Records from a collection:
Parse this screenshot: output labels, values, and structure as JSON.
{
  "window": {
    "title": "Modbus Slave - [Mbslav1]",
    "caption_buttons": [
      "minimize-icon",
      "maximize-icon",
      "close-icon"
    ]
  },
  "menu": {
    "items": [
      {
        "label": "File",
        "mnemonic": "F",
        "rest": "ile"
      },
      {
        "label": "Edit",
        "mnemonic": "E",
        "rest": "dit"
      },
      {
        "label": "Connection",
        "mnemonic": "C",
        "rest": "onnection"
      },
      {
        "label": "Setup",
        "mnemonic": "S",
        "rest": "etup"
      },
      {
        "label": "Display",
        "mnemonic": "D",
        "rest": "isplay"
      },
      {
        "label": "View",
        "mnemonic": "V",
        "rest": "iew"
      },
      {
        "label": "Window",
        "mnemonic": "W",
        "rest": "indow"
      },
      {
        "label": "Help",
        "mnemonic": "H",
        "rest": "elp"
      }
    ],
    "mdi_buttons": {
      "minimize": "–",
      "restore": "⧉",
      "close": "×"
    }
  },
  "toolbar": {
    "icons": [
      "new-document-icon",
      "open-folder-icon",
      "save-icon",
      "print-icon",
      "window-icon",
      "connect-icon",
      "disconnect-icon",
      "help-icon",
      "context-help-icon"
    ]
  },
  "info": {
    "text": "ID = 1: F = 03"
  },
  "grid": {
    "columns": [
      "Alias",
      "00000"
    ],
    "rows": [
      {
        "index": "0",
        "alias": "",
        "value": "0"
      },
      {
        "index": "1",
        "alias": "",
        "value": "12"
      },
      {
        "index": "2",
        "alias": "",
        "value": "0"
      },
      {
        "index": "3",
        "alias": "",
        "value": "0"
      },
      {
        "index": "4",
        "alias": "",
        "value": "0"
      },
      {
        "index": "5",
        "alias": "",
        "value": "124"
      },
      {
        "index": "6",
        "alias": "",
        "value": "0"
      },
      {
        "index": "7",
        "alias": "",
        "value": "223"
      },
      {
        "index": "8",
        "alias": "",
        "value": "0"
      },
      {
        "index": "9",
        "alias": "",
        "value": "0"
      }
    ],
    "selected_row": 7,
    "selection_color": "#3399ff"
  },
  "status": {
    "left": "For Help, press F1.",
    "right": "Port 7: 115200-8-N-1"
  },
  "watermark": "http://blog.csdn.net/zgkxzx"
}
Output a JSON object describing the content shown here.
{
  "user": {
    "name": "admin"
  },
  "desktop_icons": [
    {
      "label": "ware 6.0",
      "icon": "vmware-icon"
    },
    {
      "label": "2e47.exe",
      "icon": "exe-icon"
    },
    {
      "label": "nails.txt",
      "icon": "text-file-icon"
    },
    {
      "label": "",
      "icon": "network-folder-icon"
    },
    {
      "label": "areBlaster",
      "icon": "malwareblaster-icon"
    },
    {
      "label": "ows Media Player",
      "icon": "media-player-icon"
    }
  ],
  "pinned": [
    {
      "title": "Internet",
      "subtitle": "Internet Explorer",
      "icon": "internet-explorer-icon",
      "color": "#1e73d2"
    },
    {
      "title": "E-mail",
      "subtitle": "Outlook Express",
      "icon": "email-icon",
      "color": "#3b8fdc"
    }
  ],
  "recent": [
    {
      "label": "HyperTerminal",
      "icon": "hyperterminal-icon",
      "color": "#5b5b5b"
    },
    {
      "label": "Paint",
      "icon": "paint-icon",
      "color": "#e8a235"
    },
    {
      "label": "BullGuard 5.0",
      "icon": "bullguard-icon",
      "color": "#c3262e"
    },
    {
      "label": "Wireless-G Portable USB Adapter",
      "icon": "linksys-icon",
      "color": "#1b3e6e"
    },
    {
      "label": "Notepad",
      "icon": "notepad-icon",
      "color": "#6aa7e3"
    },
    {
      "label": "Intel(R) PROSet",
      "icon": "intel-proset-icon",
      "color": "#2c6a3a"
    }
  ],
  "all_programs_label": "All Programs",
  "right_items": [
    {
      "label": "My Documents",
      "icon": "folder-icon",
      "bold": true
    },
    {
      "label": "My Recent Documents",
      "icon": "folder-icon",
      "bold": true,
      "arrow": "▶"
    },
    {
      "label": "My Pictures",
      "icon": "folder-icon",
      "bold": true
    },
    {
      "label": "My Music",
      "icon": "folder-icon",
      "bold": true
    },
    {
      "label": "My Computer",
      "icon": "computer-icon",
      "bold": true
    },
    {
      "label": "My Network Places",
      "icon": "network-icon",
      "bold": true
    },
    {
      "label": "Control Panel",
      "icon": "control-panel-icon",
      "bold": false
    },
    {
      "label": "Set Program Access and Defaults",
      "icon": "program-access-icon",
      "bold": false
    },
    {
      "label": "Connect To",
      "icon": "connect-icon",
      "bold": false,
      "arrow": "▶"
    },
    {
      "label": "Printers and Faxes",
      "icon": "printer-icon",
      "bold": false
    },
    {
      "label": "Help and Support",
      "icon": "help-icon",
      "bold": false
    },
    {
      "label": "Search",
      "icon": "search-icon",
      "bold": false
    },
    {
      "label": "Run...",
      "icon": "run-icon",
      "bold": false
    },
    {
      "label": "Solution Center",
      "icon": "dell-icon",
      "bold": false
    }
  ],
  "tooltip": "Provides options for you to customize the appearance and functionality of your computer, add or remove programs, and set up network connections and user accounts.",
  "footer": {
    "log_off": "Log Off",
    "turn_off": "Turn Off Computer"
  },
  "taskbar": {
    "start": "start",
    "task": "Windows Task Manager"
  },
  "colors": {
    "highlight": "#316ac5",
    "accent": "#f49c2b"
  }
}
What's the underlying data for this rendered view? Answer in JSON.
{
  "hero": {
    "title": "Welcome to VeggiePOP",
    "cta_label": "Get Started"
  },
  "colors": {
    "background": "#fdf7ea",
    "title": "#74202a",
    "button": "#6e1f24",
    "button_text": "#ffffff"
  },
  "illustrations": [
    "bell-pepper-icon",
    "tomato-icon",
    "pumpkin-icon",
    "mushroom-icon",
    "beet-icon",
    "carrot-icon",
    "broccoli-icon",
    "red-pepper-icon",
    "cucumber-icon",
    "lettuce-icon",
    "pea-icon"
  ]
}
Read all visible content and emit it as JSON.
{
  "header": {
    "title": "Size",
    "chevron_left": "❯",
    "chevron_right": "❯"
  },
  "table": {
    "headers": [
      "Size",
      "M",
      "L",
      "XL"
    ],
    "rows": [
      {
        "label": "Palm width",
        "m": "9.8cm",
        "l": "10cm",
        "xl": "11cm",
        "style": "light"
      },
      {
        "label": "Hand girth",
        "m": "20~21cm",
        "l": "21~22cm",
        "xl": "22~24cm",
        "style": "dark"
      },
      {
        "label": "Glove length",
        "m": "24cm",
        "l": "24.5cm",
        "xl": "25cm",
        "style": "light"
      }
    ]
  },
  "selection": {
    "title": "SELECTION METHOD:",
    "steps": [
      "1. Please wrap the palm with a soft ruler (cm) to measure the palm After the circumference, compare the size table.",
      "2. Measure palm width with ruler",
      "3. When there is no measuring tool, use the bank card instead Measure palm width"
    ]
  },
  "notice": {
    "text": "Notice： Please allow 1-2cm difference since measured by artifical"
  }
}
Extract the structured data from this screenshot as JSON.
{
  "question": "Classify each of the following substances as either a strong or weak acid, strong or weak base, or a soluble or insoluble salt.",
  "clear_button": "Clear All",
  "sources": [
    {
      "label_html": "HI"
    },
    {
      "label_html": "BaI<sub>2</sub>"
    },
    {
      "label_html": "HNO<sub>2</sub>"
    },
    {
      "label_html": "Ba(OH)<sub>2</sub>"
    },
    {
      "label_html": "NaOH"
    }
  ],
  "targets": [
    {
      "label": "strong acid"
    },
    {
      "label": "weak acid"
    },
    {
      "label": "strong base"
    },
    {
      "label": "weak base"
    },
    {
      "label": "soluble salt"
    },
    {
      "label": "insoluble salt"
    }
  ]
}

* _OBJECTIVE_: Only a number is wanted: how many lines of the data above contain "base"?

* _IN RESPONSE_: 3